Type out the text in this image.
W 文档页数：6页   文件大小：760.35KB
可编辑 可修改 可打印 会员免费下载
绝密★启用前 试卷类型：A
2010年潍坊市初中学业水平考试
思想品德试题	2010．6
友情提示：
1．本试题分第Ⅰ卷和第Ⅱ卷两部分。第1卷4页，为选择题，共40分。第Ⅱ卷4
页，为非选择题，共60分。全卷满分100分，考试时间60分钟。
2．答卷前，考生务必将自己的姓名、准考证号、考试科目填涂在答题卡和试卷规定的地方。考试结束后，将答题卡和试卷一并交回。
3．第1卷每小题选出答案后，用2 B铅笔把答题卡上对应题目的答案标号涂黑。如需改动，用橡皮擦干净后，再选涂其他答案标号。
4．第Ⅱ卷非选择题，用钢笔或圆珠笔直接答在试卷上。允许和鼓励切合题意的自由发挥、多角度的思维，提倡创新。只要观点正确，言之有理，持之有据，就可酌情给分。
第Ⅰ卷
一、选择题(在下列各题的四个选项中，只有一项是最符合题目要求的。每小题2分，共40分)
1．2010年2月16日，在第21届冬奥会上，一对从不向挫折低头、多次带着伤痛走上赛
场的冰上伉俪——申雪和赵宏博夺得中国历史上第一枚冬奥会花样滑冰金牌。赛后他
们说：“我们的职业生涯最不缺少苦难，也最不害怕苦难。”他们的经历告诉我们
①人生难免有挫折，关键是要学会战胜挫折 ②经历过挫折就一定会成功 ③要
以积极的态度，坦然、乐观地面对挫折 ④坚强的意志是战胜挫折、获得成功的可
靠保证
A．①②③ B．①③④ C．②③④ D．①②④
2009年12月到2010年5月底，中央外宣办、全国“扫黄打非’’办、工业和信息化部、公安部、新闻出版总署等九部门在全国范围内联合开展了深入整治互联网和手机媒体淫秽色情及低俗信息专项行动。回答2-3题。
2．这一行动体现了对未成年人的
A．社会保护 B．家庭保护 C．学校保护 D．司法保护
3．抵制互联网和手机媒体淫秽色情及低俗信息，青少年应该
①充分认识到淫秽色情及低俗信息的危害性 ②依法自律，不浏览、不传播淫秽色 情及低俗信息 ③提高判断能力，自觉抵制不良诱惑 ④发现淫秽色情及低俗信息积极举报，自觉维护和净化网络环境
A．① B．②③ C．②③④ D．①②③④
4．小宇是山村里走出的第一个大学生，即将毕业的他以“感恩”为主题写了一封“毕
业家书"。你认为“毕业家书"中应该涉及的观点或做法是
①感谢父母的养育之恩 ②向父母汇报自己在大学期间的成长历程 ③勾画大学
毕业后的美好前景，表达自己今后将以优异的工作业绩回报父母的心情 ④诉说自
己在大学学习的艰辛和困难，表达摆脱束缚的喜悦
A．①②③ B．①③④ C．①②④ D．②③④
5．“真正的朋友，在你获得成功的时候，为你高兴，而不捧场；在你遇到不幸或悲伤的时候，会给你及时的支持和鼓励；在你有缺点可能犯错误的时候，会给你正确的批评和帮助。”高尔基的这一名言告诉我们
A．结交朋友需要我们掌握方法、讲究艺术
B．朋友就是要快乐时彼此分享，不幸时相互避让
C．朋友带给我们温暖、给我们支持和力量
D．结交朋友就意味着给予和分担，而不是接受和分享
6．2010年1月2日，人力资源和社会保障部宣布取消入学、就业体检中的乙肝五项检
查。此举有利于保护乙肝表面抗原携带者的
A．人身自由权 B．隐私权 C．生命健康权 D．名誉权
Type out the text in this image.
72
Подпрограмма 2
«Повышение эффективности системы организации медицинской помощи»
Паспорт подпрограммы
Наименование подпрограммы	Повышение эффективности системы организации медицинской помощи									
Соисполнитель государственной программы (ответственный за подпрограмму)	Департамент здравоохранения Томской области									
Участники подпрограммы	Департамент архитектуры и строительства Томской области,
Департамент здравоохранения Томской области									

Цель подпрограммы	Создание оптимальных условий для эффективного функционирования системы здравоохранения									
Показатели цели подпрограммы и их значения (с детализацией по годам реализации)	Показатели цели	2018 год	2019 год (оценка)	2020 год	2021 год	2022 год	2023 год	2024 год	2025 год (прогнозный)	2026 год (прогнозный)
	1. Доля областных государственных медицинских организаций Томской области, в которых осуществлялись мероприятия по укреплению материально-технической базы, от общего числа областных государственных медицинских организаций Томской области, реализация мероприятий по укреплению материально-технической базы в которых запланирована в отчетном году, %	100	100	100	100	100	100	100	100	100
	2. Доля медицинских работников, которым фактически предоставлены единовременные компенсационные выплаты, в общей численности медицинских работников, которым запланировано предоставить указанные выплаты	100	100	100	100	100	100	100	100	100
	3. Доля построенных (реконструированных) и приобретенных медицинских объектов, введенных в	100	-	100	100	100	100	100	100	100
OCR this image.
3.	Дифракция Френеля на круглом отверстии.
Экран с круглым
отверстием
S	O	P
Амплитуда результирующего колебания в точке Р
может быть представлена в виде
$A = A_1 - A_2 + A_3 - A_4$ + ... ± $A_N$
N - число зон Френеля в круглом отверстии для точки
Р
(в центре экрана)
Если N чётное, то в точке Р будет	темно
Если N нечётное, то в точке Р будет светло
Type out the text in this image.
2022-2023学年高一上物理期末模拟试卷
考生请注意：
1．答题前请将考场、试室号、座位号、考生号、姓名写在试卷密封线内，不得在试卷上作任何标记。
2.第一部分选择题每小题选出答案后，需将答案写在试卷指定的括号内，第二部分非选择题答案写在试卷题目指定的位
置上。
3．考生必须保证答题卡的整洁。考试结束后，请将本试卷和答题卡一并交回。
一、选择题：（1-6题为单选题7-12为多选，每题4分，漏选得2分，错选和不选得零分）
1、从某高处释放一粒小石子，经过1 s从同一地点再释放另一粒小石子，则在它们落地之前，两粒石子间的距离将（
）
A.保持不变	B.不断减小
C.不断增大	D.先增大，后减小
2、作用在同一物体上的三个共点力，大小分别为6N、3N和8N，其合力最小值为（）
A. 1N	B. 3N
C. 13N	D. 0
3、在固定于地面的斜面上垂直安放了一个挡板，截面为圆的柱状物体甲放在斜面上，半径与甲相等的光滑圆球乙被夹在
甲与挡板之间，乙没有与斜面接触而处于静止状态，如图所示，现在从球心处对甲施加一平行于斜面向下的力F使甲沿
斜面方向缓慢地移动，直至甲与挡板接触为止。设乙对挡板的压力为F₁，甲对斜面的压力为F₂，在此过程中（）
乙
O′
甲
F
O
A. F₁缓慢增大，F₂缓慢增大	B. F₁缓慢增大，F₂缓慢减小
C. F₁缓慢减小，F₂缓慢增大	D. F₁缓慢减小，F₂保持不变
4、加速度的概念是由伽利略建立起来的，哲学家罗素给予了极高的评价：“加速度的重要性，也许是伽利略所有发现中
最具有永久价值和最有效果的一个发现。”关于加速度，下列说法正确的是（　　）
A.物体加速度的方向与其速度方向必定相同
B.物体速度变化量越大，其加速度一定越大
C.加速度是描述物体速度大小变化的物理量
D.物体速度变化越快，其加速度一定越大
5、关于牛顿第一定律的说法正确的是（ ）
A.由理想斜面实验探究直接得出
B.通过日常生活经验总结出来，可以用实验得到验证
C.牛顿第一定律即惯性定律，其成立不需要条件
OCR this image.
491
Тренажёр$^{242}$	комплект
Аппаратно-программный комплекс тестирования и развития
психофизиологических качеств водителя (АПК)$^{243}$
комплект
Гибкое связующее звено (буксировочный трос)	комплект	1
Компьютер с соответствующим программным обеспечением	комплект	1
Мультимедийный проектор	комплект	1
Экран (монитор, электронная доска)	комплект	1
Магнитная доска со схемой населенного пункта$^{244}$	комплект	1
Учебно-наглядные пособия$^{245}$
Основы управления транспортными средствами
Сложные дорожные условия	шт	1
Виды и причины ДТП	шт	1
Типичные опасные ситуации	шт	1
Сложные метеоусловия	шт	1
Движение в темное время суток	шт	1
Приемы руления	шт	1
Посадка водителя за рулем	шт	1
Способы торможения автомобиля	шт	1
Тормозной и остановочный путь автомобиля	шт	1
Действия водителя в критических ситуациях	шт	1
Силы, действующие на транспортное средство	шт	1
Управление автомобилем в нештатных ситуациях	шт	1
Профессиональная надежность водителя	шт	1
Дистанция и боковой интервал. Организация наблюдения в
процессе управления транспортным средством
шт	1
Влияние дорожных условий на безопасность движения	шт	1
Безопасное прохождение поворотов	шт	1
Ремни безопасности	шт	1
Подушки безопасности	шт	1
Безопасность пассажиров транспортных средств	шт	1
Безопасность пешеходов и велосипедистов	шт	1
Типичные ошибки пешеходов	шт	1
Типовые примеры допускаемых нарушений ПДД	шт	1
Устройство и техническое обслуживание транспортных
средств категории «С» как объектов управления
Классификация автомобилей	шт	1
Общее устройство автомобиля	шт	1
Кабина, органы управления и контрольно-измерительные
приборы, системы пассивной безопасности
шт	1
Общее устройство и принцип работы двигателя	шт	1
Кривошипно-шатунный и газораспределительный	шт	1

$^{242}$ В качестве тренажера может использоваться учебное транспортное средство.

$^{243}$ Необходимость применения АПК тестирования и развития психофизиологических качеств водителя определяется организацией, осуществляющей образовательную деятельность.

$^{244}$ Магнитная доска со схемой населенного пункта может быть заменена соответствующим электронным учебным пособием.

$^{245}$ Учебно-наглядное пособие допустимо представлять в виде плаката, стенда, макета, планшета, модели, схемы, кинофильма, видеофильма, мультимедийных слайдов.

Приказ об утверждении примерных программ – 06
━━━━━━━━
Using the material above, count the lines containing the word "пункта". Reply with the number alone.

▶ _Response to the task_: 2